Work to complete: From the listing below, copy every line with the word "visualiseur".

A run of records
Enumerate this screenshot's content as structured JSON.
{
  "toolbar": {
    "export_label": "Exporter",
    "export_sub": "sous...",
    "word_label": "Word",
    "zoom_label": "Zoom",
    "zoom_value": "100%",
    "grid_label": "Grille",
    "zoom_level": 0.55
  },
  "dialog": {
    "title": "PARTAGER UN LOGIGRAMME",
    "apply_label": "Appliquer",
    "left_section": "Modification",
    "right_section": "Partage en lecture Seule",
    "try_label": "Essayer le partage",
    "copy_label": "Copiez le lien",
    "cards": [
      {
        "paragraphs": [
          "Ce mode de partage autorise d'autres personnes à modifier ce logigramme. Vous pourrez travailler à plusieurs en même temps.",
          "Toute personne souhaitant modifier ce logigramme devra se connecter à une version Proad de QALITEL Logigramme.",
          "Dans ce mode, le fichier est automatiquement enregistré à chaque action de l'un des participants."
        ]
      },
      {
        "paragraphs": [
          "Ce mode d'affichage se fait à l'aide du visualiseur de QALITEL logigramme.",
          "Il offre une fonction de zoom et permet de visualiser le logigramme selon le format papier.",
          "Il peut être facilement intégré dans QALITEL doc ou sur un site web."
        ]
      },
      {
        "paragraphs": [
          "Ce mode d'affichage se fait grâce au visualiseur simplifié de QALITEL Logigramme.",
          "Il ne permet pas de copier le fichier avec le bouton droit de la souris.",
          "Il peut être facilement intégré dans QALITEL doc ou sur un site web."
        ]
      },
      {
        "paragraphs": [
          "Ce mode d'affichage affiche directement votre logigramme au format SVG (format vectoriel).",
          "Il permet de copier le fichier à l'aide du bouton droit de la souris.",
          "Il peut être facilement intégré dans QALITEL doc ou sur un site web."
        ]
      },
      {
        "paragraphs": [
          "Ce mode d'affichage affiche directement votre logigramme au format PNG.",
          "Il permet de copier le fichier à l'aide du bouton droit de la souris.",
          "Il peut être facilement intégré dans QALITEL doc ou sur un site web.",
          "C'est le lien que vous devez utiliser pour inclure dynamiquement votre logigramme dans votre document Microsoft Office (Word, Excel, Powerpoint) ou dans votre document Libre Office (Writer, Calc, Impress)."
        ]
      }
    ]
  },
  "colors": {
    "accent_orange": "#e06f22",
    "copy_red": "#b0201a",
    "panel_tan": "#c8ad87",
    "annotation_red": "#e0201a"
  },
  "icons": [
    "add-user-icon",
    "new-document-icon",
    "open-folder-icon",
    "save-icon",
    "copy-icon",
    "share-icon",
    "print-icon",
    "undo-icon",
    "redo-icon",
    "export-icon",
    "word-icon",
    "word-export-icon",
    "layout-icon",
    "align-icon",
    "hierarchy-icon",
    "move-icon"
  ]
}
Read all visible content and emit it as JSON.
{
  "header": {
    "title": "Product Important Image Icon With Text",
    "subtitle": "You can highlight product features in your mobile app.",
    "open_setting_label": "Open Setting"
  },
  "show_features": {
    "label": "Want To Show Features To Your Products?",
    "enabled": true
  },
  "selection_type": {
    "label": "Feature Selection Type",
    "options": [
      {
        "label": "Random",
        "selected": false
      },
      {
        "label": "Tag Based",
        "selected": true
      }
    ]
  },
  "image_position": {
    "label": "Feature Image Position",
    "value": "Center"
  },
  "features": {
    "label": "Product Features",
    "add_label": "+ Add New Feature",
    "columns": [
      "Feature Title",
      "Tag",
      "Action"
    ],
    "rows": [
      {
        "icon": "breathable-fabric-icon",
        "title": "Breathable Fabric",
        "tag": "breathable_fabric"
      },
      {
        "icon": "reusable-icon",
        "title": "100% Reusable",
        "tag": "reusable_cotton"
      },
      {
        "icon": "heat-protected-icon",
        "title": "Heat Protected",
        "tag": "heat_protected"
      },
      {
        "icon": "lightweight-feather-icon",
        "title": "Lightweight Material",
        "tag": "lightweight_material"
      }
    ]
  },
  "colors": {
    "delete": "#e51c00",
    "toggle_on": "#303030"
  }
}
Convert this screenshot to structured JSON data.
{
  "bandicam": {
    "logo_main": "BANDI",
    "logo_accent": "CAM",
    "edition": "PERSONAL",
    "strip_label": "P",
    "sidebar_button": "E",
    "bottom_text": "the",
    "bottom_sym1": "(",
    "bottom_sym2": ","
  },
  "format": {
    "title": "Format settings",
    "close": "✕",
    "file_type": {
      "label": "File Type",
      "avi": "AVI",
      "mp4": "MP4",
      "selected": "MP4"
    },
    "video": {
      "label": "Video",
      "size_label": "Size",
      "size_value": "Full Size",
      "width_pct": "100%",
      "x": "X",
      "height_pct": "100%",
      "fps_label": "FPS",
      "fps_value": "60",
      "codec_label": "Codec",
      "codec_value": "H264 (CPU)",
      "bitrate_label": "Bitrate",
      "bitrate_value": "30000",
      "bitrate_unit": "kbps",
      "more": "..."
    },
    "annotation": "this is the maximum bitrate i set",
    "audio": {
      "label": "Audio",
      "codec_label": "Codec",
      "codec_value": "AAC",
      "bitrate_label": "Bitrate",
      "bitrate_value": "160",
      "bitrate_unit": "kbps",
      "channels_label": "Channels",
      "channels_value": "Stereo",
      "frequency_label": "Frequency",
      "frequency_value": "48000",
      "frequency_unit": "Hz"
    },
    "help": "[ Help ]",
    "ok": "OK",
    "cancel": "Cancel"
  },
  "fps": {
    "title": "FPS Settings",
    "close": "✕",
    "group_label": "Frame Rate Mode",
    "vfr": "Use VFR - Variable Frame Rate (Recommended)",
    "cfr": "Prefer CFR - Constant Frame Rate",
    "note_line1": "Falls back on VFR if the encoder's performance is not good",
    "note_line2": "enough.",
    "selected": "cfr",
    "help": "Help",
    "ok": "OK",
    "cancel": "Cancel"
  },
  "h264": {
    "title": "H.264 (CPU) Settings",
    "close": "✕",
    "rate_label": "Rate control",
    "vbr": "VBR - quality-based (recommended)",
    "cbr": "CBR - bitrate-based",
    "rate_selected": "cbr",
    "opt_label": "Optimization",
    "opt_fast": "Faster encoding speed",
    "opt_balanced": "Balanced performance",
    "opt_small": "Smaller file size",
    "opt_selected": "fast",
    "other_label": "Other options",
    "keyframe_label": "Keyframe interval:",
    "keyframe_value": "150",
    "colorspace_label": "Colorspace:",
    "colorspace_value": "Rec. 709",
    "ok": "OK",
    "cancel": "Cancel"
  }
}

Result:
          "Ce mode d'affichage se fait à l'aide du visualiseur de QALITEL logigramme.",
          "Ce mode d'affichage se fait grâce au visualiseur simplifié de QALITEL Logigramme.",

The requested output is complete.